THE EXERCISE:
Repeat all the material exactly; pictures stay out of your copy.

Extracts from a graphics dataset:
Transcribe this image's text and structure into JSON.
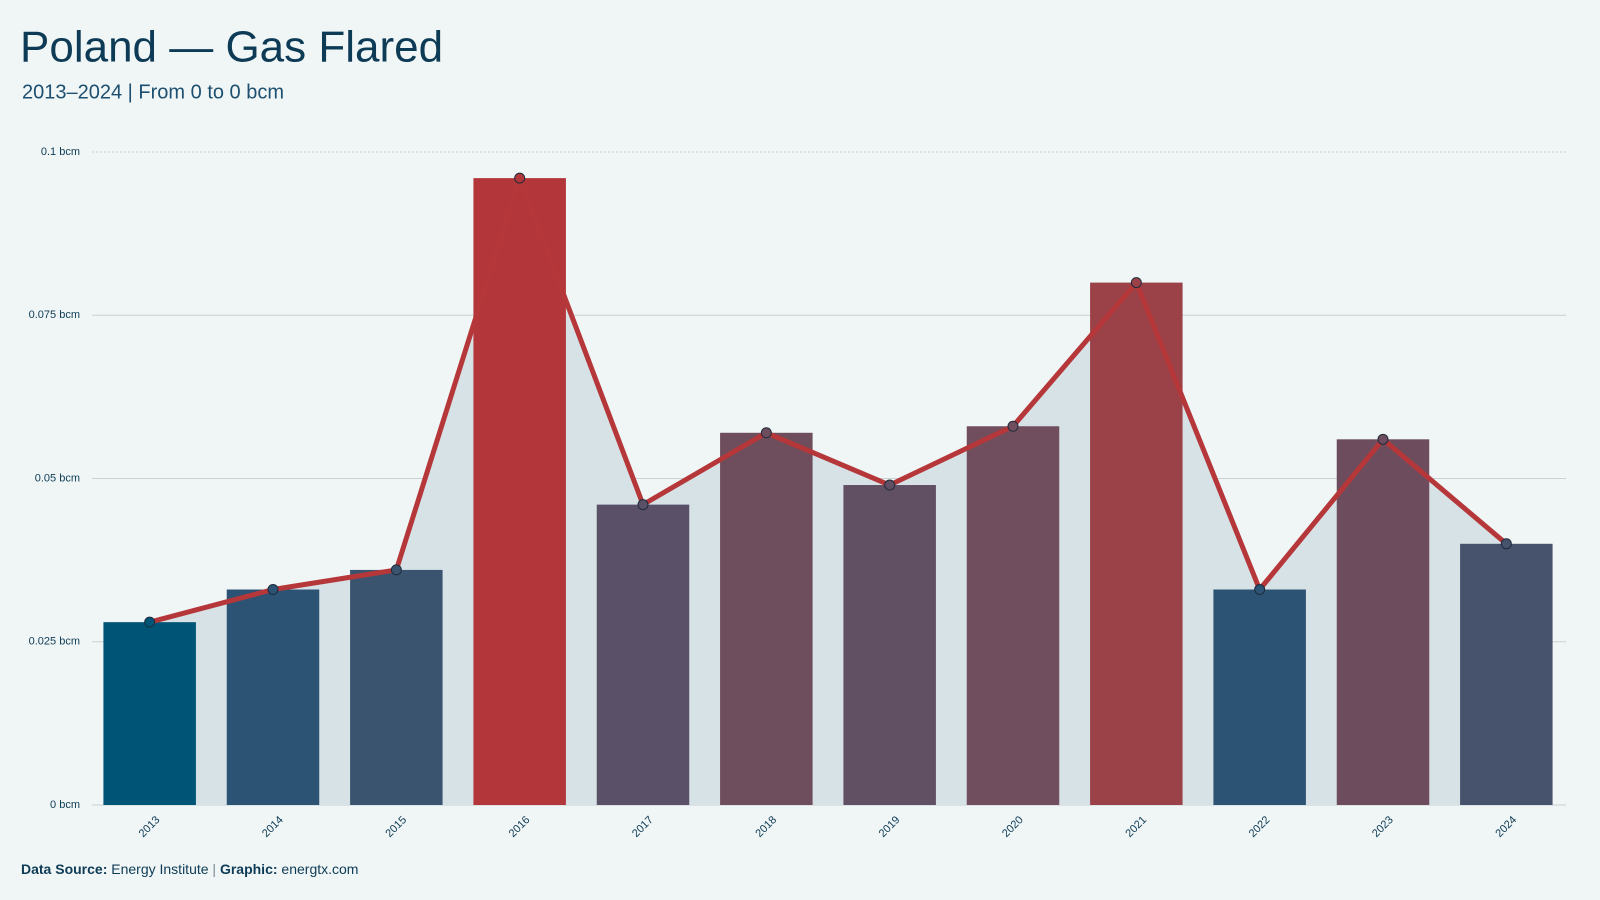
{
  "chart_data": {
    "type": "bar",
    "title": "Poland — Gas Flared",
    "subtitle": "2013–2024 | From 0 to 0 bcm",
    "categories": [
      "2013",
      "2014",
      "2015",
      "2016",
      "2017",
      "2018",
      "2019",
      "2020",
      "2021",
      "2022",
      "2023",
      "2024"
    ],
    "values": [
      0.028,
      0.033,
      0.036,
      0.096,
      0.046,
      0.057,
      0.049,
      0.058,
      0.08,
      0.033,
      0.056,
      0.04
    ],
    "colors": [
      "#005577",
      "#2c5274",
      "#3a5470",
      "#b3373a",
      "#5a5068",
      "#6e4d5c",
      "#614f64",
      "#714e5e",
      "#9a4247",
      "#2c5374",
      "#6d4d5d",
      "#47536c"
    ],
    "line_color": "#b5373a",
    "area_color": "#d6e2e6",
    "ylim": [
      0,
      0.1
    ],
    "yticks": [
      {
        "value": 0,
        "label": "0 bcm"
      },
      {
        "value": 0.025,
        "label": "0.025 bcm"
      },
      {
        "value": 0.05,
        "label": "0.05 bcm"
      },
      {
        "value": 0.075,
        "label": "0.075 bcm"
      },
      {
        "value": 0.1,
        "label": "0.1 bcm"
      }
    ],
    "grid": true,
    "footer": {
      "source_label": "Data Source:",
      "source": "Energy Institute",
      "separator": "|",
      "credit_label": "Graphic:",
      "credit": "energtx.com"
    }
  }
}
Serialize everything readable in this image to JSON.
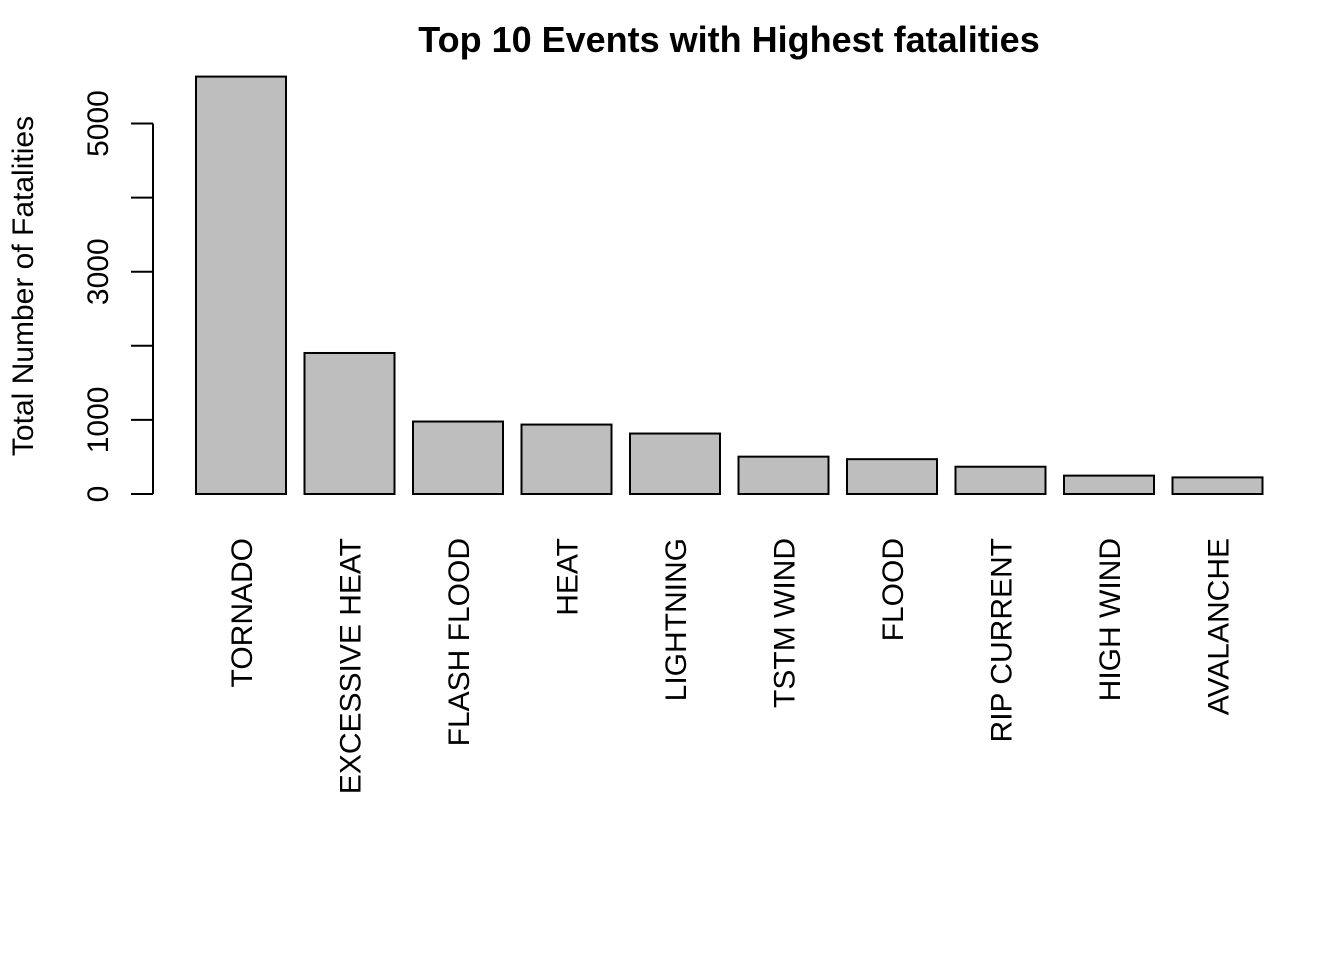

EXERCISE RESULT:
Transcribe this image's text and structure into JSON.
{
  "chart_data": {
    "type": "bar",
    "title": "Poland — Gas Flared",
    "subtitle": "2013–2024 | From 0 to 0 bcm",
    "categories": [
      "2013",
      "2014",
      "2015",
      "2016",
      "2017",
      "2018",
      "2019",
      "2020",
      "2021",
      "2022",
      "2023",
      "2024"
    ],
    "values": [
      0.028,
      0.033,
      0.036,
      0.096,
      0.046,
      0.057,
      0.049,
      0.058,
      0.08,
      0.033,
      0.056,
      0.04
    ],
    "colors": [
      "#005577",
      "#2c5274",
      "#3a5470",
      "#b3373a",
      "#5a5068",
      "#6e4d5c",
      "#614f64",
      "#714e5e",
      "#9a4247",
      "#2c5374",
      "#6d4d5d",
      "#47536c"
    ],
    "line_color": "#b5373a",
    "area_color": "#d6e2e6",
    "ylim": [
      0,
      0.1
    ],
    "yticks": [
      {
        "value": 0,
        "label": "0 bcm"
      },
      {
        "value": 0.025,
        "label": "0.025 bcm"
      },
      {
        "value": 0.05,
        "label": "0.05 bcm"
      },
      {
        "value": 0.075,
        "label": "0.075 bcm"
      },
      {
        "value": 0.1,
        "label": "0.1 bcm"
      }
    ],
    "grid": true,
    "footer": {
      "source_label": "Data Source:",
      "source": "Energy Institute",
      "separator": "|",
      "credit_label": "Graphic:",
      "credit": "energtx.com"
    }
  }
}
Serialize everything readable in this image to JSON.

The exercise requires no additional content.